*STATED GOAL*.
Wherever the word "Quadrant" appears in a line, copy that line.

*RECORDS FOR THIS EXERCISE*.

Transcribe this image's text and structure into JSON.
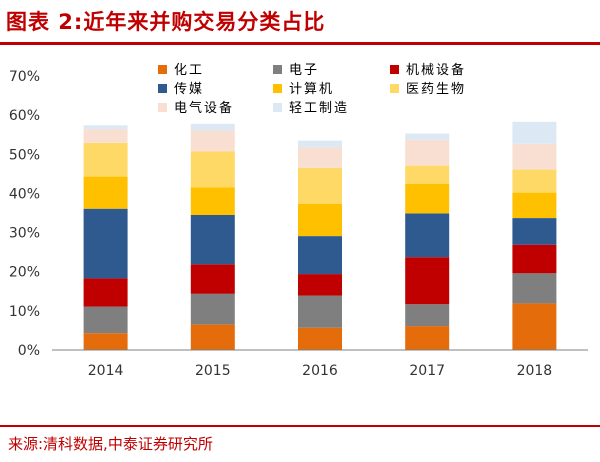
{
  "title": "图表 2:近年来并购交易分类占比",
  "source": "来源:清科数据,中泰证券研究所",
  "chart_data": {
    "type": "bar",
    "stacked": true,
    "categories": [
      "2014",
      "2015",
      "2016",
      "2017",
      "2018"
    ],
    "ylim": [
      0,
      70
    ],
    "ytick_labels": [
      "0%",
      "10%",
      "20%",
      "30%",
      "40%",
      "50%",
      "60%",
      "70%"
    ],
    "grid": false,
    "legend_position": "top",
    "series": [
      {
        "name": "化工",
        "color": "#e46c0a",
        "values": [
          4.3,
          6.5,
          5.7,
          6.1,
          11.9
        ]
      },
      {
        "name": "电子",
        "color": "#7f7f7f",
        "values": [
          6.8,
          7.9,
          8.2,
          5.6,
          7.7
        ]
      },
      {
        "name": "机械设备",
        "color": "#c00000",
        "values": [
          7.2,
          7.5,
          5.5,
          12.0,
          7.3
        ]
      },
      {
        "name": "传媒",
        "color": "#2e5a8f",
        "values": [
          17.8,
          12.6,
          9.7,
          11.2,
          6.8
        ]
      },
      {
        "name": "计算机",
        "color": "#ffc000",
        "values": [
          8.2,
          7.1,
          8.2,
          7.5,
          6.5
        ]
      },
      {
        "name": "医药生物",
        "color": "#ffd966",
        "values": [
          8.6,
          9.1,
          9.2,
          4.7,
          5.9
        ]
      },
      {
        "name": "电气设备",
        "color": "#f8dfd2",
        "values": [
          3.5,
          5.4,
          5.3,
          6.6,
          6.6
        ]
      },
      {
        "name": "轻工制造",
        "color": "#dce9f5",
        "values": [
          1.0,
          1.7,
          1.7,
          1.6,
          5.6
        ]
      }
    ]
  }
}
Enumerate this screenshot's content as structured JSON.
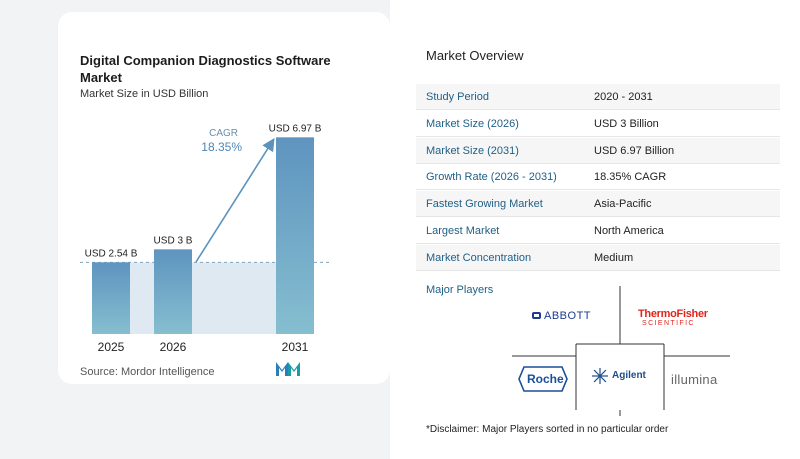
{
  "chart_data": {
    "type": "bar",
    "title": "Digital Companion Diagnostics Software Market",
    "subtitle": "Market Size in USD Billion",
    "categories": [
      "2025",
      "2026",
      "2031"
    ],
    "values": [
      2.54,
      3,
      6.97
    ],
    "data_labels": [
      "USD 2.54 B",
      "USD 3 B",
      "USD 6.97 B"
    ],
    "cagr_label": "CAGR",
    "cagr_value": "18.35%",
    "bar_color": "#6b9fc2",
    "ylim": [
      0,
      7.3
    ]
  },
  "source": "Source:  Mordor Intelligence",
  "overview": {
    "title": "Market Overview",
    "rows": [
      {
        "key": "Study Period",
        "value": "2020 - 2031"
      },
      {
        "key": "Market Size (2026)",
        "value": "USD 3 Billion"
      },
      {
        "key": "Market Size (2031)",
        "value": "USD 6.97 Billion"
      },
      {
        "key": "Growth Rate (2026 - 2031)",
        "value": "18.35% CAGR"
      },
      {
        "key": "Fastest Growing Market",
        "value": "Asia-Pacific"
      },
      {
        "key": "Largest Market",
        "value": "North America"
      },
      {
        "key": "Market Concentration",
        "value": "Medium"
      }
    ]
  },
  "players": {
    "title": "Major Players",
    "logos": [
      "ABBOTT",
      "ThermoFisher",
      "SCIENTIFIC",
      "Roche",
      "Agilent",
      "illumina"
    ]
  },
  "disclaimer": "*Disclaimer: Major Players sorted in no particular order",
  "colors": {
    "accent": "#1f5f86",
    "bar": "#6b9fc2",
    "arrow": "#5b93bd"
  }
}
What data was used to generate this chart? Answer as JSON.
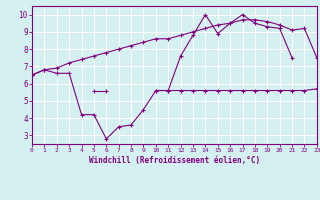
{
  "x": [
    0,
    1,
    2,
    3,
    4,
    5,
    6,
    7,
    8,
    9,
    10,
    11,
    12,
    13,
    14,
    15,
    16,
    17,
    18,
    19,
    20,
    21,
    22,
    23
  ],
  "line1": [
    6.5,
    6.8,
    6.6,
    6.6,
    4.2,
    4.2,
    2.8,
    3.5,
    3.6,
    4.5,
    5.6,
    5.6,
    7.6,
    8.8,
    10.0,
    8.9,
    9.5,
    10.0,
    9.5,
    9.3,
    9.2,
    7.5,
    null,
    null
  ],
  "line2": [
    6.5,
    null,
    null,
    null,
    null,
    5.6,
    5.6,
    null,
    null,
    null,
    5.6,
    5.6,
    5.6,
    5.6,
    5.6,
    5.6,
    5.6,
    5.6,
    5.6,
    5.6,
    5.6,
    5.6,
    5.6,
    5.7
  ],
  "line3": [
    6.5,
    6.8,
    6.9,
    7.2,
    7.4,
    7.6,
    7.8,
    8.0,
    8.2,
    8.4,
    8.6,
    8.6,
    8.8,
    9.0,
    9.2,
    9.4,
    9.5,
    9.7,
    9.7,
    9.6,
    9.4,
    9.1,
    9.2,
    7.5
  ],
  "color": "#800080",
  "bg_color": "#d4f0f0",
  "grid_color": "#ffffff",
  "xlabel": "Windchill (Refroidissement éolien,°C)",
  "xlim": [
    0,
    23
  ],
  "ylim": [
    2.5,
    10.5
  ],
  "yticks": [
    3,
    4,
    5,
    6,
    7,
    8,
    9,
    10
  ],
  "xticks": [
    0,
    1,
    2,
    3,
    4,
    5,
    6,
    7,
    8,
    9,
    10,
    11,
    12,
    13,
    14,
    15,
    16,
    17,
    18,
    19,
    20,
    21,
    22,
    23
  ],
  "marker": "+"
}
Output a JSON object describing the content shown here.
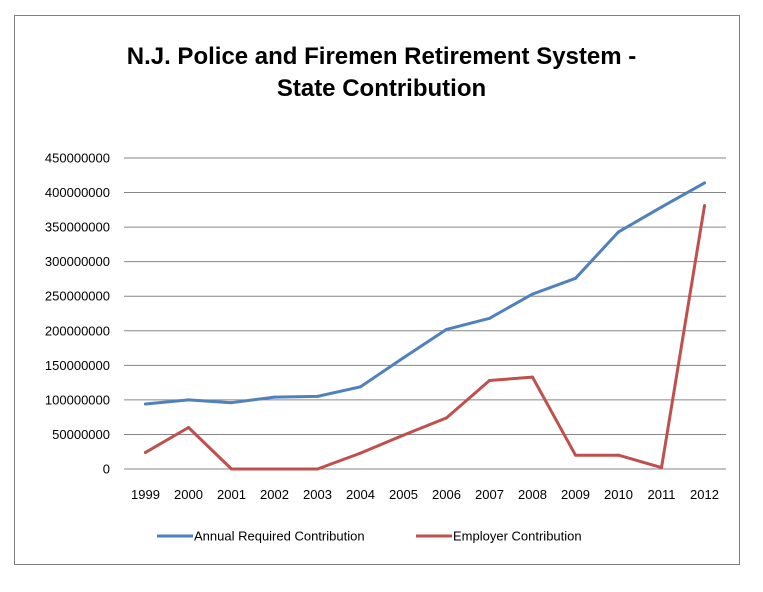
{
  "chart_data": {
    "type": "line",
    "title": "N.J. Police and Firemen Retirement System -",
    "subtitle": "State Contribution",
    "xlabel": "",
    "ylabel": "",
    "categories": [
      "1999",
      "2000",
      "2001",
      "2002",
      "2003",
      "2004",
      "2005",
      "2006",
      "2007",
      "2008",
      "2009",
      "2010",
      "2011",
      "2012"
    ],
    "ylim": [
      0,
      450000000
    ],
    "yticks": [
      0,
      50000000,
      100000000,
      150000000,
      200000000,
      250000000,
      300000000,
      350000000,
      400000000,
      450000000
    ],
    "ytick_labels": [
      "0",
      "50000000",
      "100000000",
      "150000000",
      "200000000",
      "250000000",
      "300000000",
      "350000000",
      "400000000",
      "450000000"
    ],
    "grid": true,
    "legend_position": "bottom",
    "series": [
      {
        "name": "Annual Required Contribution",
        "color": "#4f81bd",
        "values": [
          94000000,
          100000000,
          96000000,
          104000000,
          105000000,
          119000000,
          161000000,
          202000000,
          218000000,
          253000000,
          276000000,
          343000000,
          379000000,
          414000000
        ]
      },
      {
        "name": "Employer Contribution",
        "color": "#c0504d",
        "values": [
          24000000,
          60000000,
          0,
          0,
          0,
          23000000,
          49000000,
          74000000,
          128000000,
          133000000,
          20000000,
          20000000,
          2000000,
          381000000
        ]
      }
    ]
  }
}
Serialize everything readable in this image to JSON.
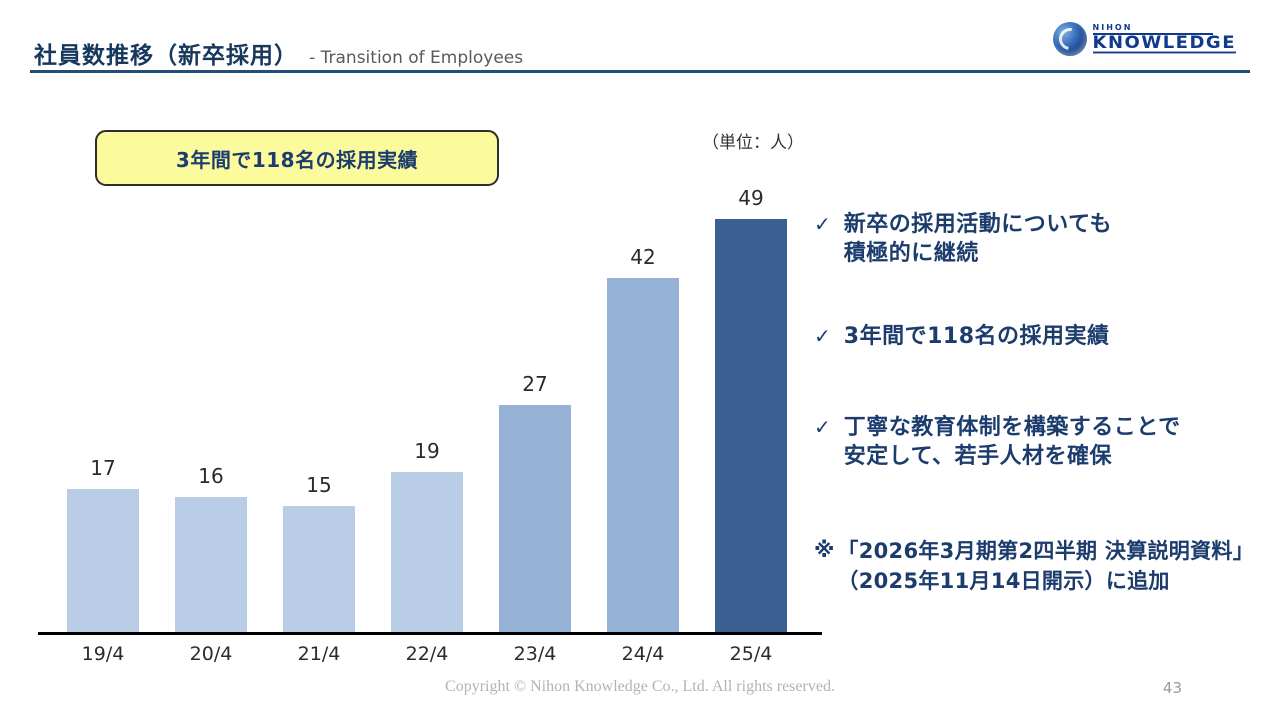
{
  "header": {
    "title_jp": "社員数推移（新卒採用）",
    "title_en": "- Transition of Employees",
    "accent_color": "#1f4e79"
  },
  "logo": {
    "top_text": "NIHON",
    "bottom_text": "KNOWLEDGE",
    "brand_color": "#123a8c"
  },
  "callout": {
    "text": "3年間で118名の採用実績",
    "background_color": "#fbfb9d",
    "text_color": "#1c3c6e"
  },
  "chart_data": {
    "type": "bar",
    "title": "",
    "unit_label": "（単位：人）",
    "categories": [
      "19/4",
      "20/4",
      "21/4",
      "22/4",
      "23/4",
      "24/4",
      "25/4"
    ],
    "values": [
      17,
      16,
      15,
      19,
      27,
      42,
      49
    ],
    "bar_colors": [
      "#b9cde6",
      "#b9cde6",
      "#b9cde6",
      "#b9cde6",
      "#95b1d6",
      "#95b1d6",
      "#3a6091"
    ],
    "xlabel": "",
    "ylabel": "",
    "ylim": [
      0,
      52
    ],
    "grid": false,
    "data_labels": true,
    "legend": false
  },
  "bullets": [
    {
      "check": "✓",
      "line1": "新卒の採用活動についても",
      "line2": "積極的に継続"
    },
    {
      "check": "✓",
      "line1": "3年間で118名の採用実績",
      "line2": ""
    },
    {
      "check": "✓",
      "line1": "丁寧な教育体制を構築することで",
      "line2": "安定して、若手人材を確保"
    }
  ],
  "note": {
    "marker": "※",
    "line1": "「2026年3月期第2四半期 決算説明資料」",
    "line2": "（2025年11月14日開示）に追加"
  },
  "footer": {
    "copyright": "Copyright © Nihon Knowledge Co., Ltd. All rights reserved.",
    "page_number": "43"
  }
}
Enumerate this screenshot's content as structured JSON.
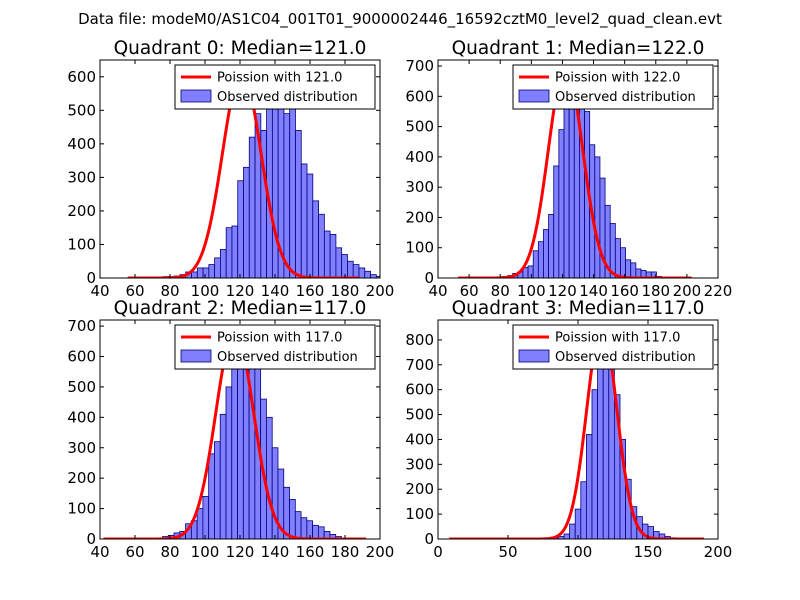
{
  "suptitle": "Data file: modeM0/AS1C04_001T01_9000002446_16592cztM0_level2_quad_clean.evt",
  "colors": {
    "hist_fill": "#8080ff",
    "hist_edge": "#000080",
    "poisson_line": "#ff0000",
    "axes": "#000000",
    "background": "#ffffff"
  },
  "chart_data": [
    {
      "type": "bar",
      "title": "Quadrant 0: Median=121.0",
      "legend_position": "top-right",
      "xlim": [
        40,
        200
      ],
      "ylim": [
        0,
        650
      ],
      "xticks": [
        40,
        60,
        80,
        100,
        120,
        140,
        160,
        180,
        200
      ],
      "yticks": [
        0,
        100,
        200,
        300,
        400,
        500,
        600
      ],
      "bins": {
        "start": 56,
        "width": 3.3,
        "counts": [
          2,
          0,
          1,
          1,
          2,
          1,
          4,
          4,
          6,
          10,
          18,
          18,
          30,
          30,
          40,
          60,
          85,
          150,
          155,
          290,
          330,
          420,
          490,
          440,
          620,
          540,
          590,
          490,
          540,
          440,
          340,
          310,
          230,
          190,
          140,
          130,
          90,
          70,
          50,
          40,
          30,
          20,
          10,
          5,
          2,
          1
        ]
      },
      "series": [
        {
          "name": "Poission with 121.0",
          "kind": "poisson",
          "mean": 121.0,
          "x_range": [
            56,
            188
          ],
          "peak": 615
        },
        {
          "name": "Observed distribution",
          "kind": "histogram"
        }
      ]
    },
    {
      "type": "bar",
      "title": "Quadrant 1: Median=122.0",
      "legend_position": "top-right",
      "xlim": [
        40,
        220
      ],
      "ylim": [
        0,
        720
      ],
      "xticks": [
        40,
        60,
        80,
        100,
        120,
        140,
        160,
        180,
        200,
        220
      ],
      "yticks": [
        0,
        100,
        200,
        300,
        400,
        500,
        600,
        700
      ],
      "bins": {
        "start": 55,
        "width": 3.3,
        "counts": [
          1,
          0,
          1,
          0,
          1,
          1,
          2,
          3,
          5,
          8,
          15,
          20,
          35,
          40,
          90,
          120,
          160,
          210,
          370,
          490,
          560,
          650,
          700,
          580,
          550,
          440,
          400,
          330,
          240,
          180,
          130,
          100,
          60,
          50,
          30,
          25,
          20,
          20,
          5,
          3,
          2,
          1
        ]
      },
      "series": [
        {
          "name": "Poission with 122.0",
          "kind": "poisson",
          "mean": 122.0,
          "x_range": [
            53,
            203
          ],
          "peak": 700
        },
        {
          "name": "Observed distribution",
          "kind": "histogram"
        }
      ]
    },
    {
      "type": "bar",
      "title": "Quadrant 2: Median=117.0",
      "legend_position": "top-right",
      "xlim": [
        40,
        200
      ],
      "ylim": [
        0,
        720
      ],
      "xticks": [
        40,
        60,
        80,
        100,
        120,
        140,
        160,
        180,
        200
      ],
      "yticks": [
        0,
        100,
        200,
        300,
        400,
        500,
        600,
        700
      ],
      "bins": {
        "start": 46,
        "width": 3.3,
        "counts": [
          0,
          0,
          0,
          1,
          0,
          1,
          1,
          2,
          3,
          8,
          12,
          20,
          25,
          50,
          60,
          100,
          140,
          280,
          320,
          410,
          500,
          560,
          600,
          680,
          640,
          590,
          460,
          400,
          300,
          230,
          170,
          130,
          90,
          70,
          60,
          45,
          40,
          25,
          15,
          8,
          2
        ]
      },
      "series": [
        {
          "name": "Poission with 117.0",
          "kind": "poisson",
          "mean": 117.0,
          "x_range": [
            42,
            192
          ],
          "peak": 685
        },
        {
          "name": "Observed distribution",
          "kind": "histogram"
        }
      ]
    },
    {
      "type": "bar",
      "title": "Quadrant 3: Median=117.0",
      "legend_position": "top-right",
      "xlim": [
        0,
        200
      ],
      "ylim": [
        0,
        880
      ],
      "xticks": [
        0,
        50,
        100,
        150,
        200
      ],
      "yticks": [
        0,
        100,
        200,
        300,
        400,
        500,
        600,
        700,
        800
      ],
      "bins": {
        "start": 70,
        "width": 4.0,
        "counts": [
          1,
          2,
          3,
          5,
          10,
          20,
          60,
          120,
          230,
          420,
          600,
          740,
          850,
          700,
          580,
          400,
          240,
          130,
          90,
          60,
          50,
          30,
          20,
          10,
          5,
          2
        ]
      },
      "series": [
        {
          "name": "Poission with 117.0",
          "kind": "poisson",
          "mean": 117.0,
          "x_range": [
            8,
            190
          ],
          "peak": 855
        },
        {
          "name": "Observed distribution",
          "kind": "histogram"
        }
      ]
    }
  ]
}
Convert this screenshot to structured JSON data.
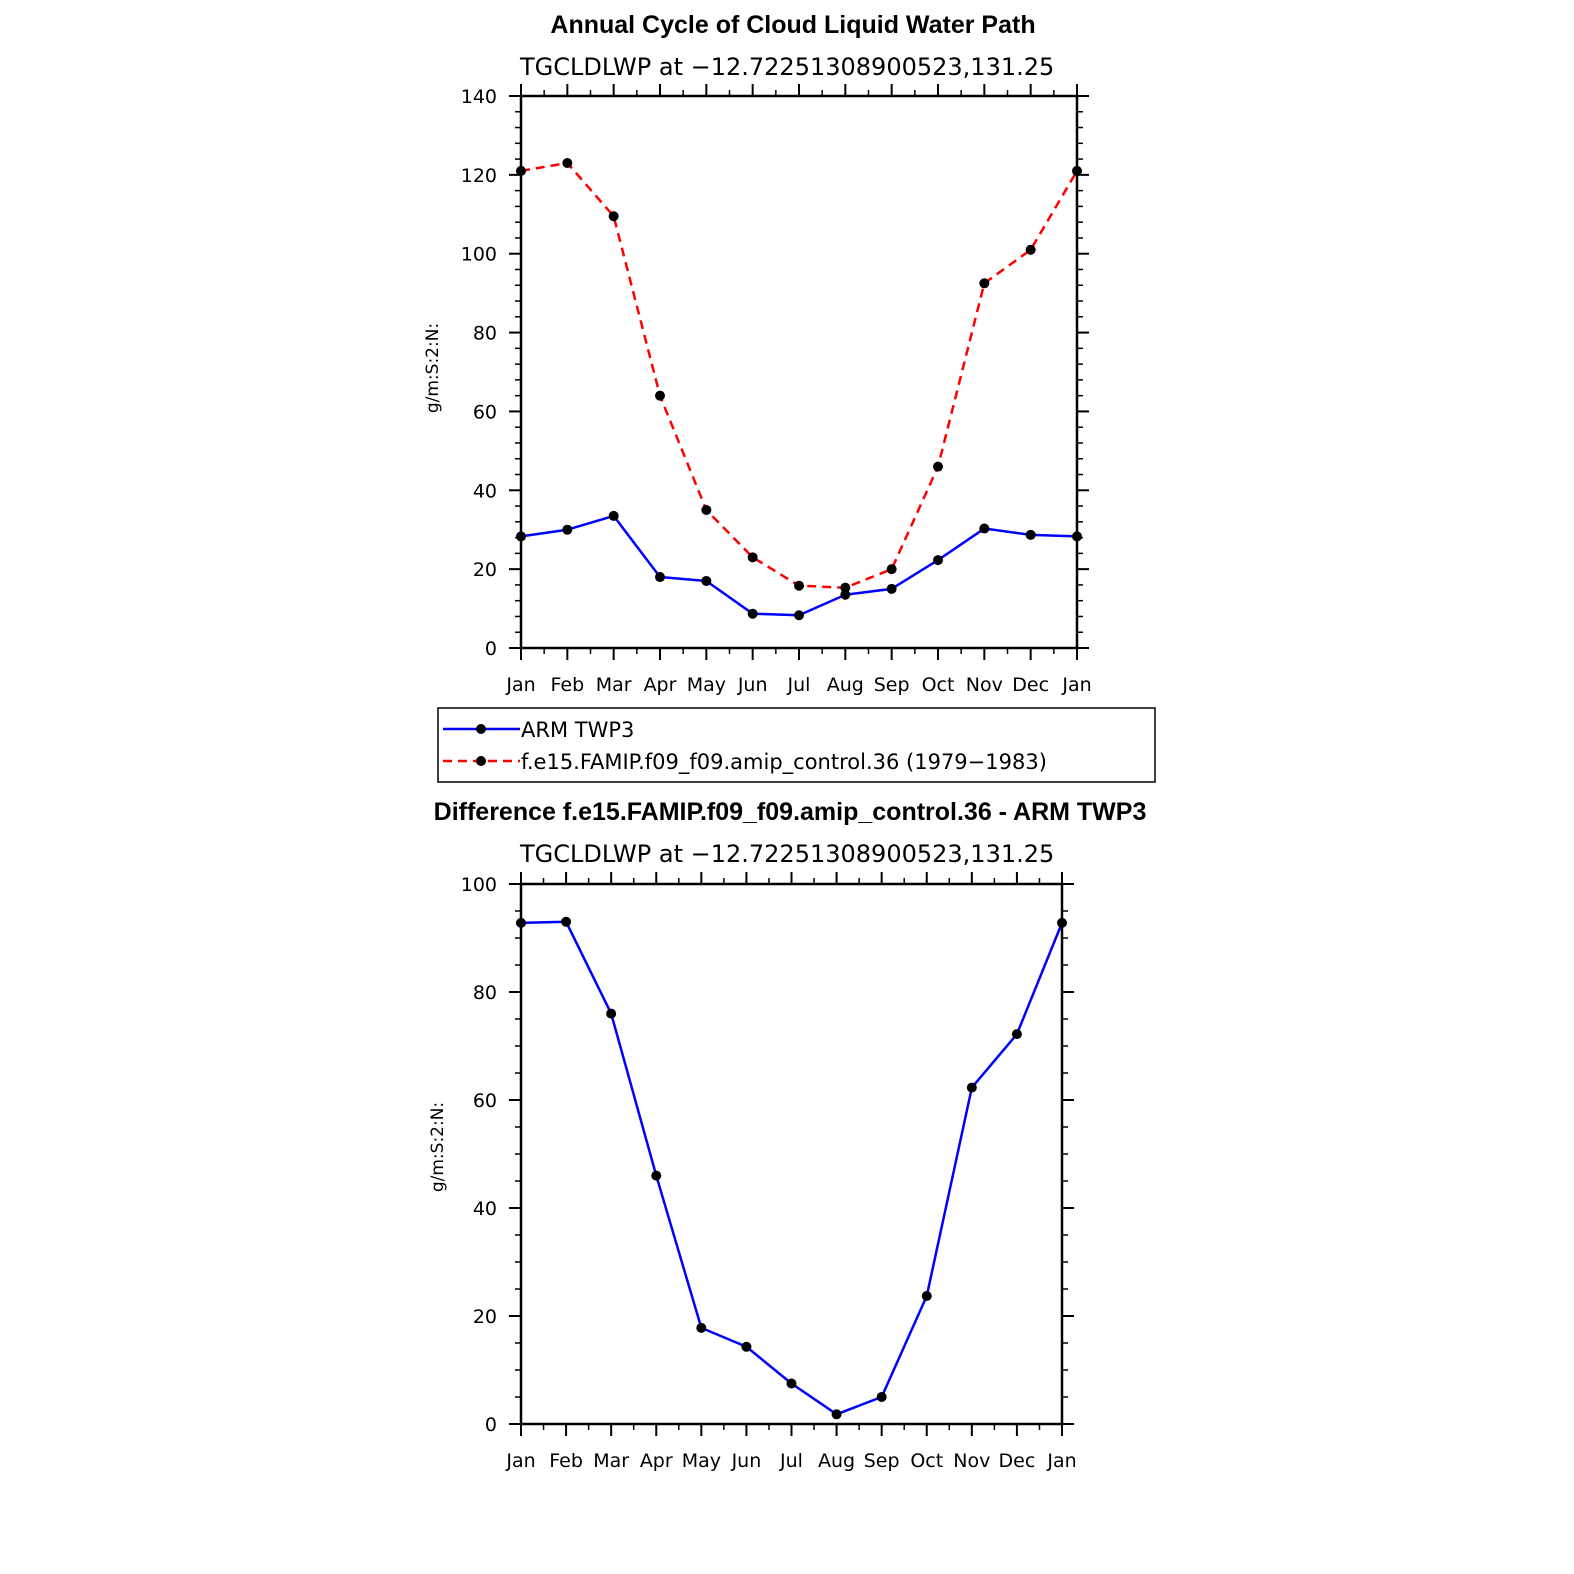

*RESULT FOR THIS EXERCISE*.
      "title": "Quadrant 0: Median=121.0",
      "title": "Quadrant 1: Median=122.0",
      "title": "Quadrant 2: Median=117.0",
      "title": "Quadrant 3: Median=117.0",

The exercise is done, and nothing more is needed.